#### Objective
Collect every line in the records below that contains the word "молодежи".

#### Data excerpts
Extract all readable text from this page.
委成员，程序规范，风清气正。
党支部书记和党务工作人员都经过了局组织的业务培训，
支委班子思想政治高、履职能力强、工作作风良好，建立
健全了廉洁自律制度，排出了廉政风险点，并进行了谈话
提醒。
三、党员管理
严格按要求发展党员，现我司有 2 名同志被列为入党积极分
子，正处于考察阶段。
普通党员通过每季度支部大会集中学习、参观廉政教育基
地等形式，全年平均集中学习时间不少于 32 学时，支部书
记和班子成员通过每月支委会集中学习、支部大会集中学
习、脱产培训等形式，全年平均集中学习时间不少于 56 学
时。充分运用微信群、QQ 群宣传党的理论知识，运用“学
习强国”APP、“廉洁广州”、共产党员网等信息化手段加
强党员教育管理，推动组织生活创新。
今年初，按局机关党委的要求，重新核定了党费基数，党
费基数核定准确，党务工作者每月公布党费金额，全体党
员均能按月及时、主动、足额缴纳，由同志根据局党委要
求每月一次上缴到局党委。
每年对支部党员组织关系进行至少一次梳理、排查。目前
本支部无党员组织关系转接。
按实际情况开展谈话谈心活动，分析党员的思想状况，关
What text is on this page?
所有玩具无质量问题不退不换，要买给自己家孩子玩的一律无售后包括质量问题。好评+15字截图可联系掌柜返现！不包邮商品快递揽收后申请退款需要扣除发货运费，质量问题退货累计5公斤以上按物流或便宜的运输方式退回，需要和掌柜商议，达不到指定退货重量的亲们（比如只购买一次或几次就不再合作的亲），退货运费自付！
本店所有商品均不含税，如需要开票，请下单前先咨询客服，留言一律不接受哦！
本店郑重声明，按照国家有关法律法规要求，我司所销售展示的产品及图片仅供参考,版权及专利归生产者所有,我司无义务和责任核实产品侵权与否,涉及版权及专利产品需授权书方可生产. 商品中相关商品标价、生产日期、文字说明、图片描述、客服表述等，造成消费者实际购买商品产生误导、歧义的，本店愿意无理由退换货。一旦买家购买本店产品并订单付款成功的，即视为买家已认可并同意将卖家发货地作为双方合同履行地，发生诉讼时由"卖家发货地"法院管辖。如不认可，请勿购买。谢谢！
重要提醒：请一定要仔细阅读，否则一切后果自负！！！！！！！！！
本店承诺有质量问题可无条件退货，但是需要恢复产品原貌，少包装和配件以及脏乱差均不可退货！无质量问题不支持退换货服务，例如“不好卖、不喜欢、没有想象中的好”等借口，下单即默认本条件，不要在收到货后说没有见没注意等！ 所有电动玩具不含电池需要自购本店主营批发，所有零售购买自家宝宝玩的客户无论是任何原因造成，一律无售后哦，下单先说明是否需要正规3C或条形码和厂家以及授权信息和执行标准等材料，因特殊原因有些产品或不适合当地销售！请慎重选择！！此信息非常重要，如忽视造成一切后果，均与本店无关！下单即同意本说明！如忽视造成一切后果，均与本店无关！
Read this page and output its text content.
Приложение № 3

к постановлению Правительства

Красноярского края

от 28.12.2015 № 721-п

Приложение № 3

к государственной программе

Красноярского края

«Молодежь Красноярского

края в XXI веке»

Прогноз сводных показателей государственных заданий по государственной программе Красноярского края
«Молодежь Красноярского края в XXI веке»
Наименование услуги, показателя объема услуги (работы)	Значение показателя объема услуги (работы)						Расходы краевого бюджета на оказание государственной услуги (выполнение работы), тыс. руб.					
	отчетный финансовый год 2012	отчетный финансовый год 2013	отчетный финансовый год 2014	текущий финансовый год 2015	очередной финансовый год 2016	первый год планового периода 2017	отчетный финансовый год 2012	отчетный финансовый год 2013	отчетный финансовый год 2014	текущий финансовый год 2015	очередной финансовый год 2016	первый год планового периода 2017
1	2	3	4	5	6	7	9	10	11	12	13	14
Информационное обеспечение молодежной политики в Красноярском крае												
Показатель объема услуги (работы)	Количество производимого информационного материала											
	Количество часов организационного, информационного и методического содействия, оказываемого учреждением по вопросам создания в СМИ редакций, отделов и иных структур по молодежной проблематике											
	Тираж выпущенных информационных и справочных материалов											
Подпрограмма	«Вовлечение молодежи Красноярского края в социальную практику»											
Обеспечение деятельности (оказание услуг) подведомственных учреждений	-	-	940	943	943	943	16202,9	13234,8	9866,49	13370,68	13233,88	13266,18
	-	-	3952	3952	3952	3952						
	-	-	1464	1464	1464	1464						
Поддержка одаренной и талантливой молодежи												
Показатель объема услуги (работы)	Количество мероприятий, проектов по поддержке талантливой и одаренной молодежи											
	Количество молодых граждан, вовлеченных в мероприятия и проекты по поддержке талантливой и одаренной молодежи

#### Correct output
Подпрограмма	«Вовлечение молодежи Красноярского края в социальную практику»											
Поддержка одаренной и талантливой молодежи												
Показатель объема услуги (работы)	Количество мероприятий, проектов по поддержке талантливой и одаренной молодежи											
	Количество молодых граждан, вовлеченных в мероприятия и проекты по поддержке талантливой и одаренной молодежи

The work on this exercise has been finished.